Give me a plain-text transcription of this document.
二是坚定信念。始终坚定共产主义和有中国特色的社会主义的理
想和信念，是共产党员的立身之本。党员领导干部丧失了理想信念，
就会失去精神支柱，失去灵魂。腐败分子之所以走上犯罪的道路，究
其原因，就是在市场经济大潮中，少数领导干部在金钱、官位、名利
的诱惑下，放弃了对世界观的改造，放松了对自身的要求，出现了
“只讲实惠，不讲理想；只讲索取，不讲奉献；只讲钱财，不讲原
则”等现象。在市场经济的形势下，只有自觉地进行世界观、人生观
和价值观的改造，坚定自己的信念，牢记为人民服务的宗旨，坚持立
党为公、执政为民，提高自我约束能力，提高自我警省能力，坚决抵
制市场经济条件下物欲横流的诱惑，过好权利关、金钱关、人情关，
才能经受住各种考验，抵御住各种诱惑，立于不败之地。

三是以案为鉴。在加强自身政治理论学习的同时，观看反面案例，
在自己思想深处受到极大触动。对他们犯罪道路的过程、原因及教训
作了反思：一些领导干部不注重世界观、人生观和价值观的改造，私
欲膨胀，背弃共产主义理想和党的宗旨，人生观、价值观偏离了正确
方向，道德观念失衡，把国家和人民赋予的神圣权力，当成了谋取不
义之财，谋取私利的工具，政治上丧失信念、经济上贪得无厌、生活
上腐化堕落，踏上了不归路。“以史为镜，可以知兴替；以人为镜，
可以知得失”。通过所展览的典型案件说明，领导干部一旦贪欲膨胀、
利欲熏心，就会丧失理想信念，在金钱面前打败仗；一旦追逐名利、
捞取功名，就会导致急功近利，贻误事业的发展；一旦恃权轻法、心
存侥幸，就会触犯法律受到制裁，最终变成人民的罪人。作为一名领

+++

◆ **Problem to solve**: Print every record above exactly as written.

◆ **Exercise result**:
Give me a plain-text transcription of this document.
二是坚定信念。始终坚定共产主义和有中国特色的社会主义的理
想和信念，是共产党员的立身之本。党员领导干部丧失了理想信念，
就会失去精神支柱，失去灵魂。腐败分子之所以走上犯罪的道路，究
其原因，就是在市场经济大潮中，少数领导干部在金钱、官位、名利
的诱惑下，放弃了对世界观的改造，放松了对自身的要求，出现了
“只讲实惠，不讲理想；只讲索取，不讲奉献；只讲钱财，不讲原
则”等现象。在市场经济的形势下，只有自觉地进行世界观、人生观
和价值观的改造，坚定自己的信念，牢记为人民服务的宗旨，坚持立
党为公、执政为民，提高自我约束能力，提高自我警省能力，坚决抵
制市场经济条件下物欲横流的诱惑，过好权利关、金钱关、人情关，
才能经受住各种考验，抵御住各种诱惑，立于不败之地。

三是以案为鉴。在加强自身政治理论学习的同时，观看反面案例，
在自己思想深处受到极大触动。对他们犯罪道路的过程、原因及教训
作了反思：一些领导干部不注重世界观、人生观和价值观的改造，私
欲膨胀，背弃共产主义理想和党的宗旨，人生观、价值观偏离了正确
方向，道德观念失衡，把国家和人民赋予的神圣权力，当成了谋取不
义之财，谋取私利的工具，政治上丧失信念、经济上贪得无厌、生活
上腐化堕落，踏上了不归路。“以史为镜，可以知兴替；以人为镜，
可以知得失”。通过所展览的典型案件说明，领导干部一旦贪欲膨胀、
利欲熏心，就会丧失理想信念，在金钱面前打败仗；一旦追逐名利、
捞取功名，就会导致急功近利，贻误事业的发展；一旦恃权轻法、心
存侥幸，就会触犯法律受到制裁，最终变成人民的罪人。作为一名领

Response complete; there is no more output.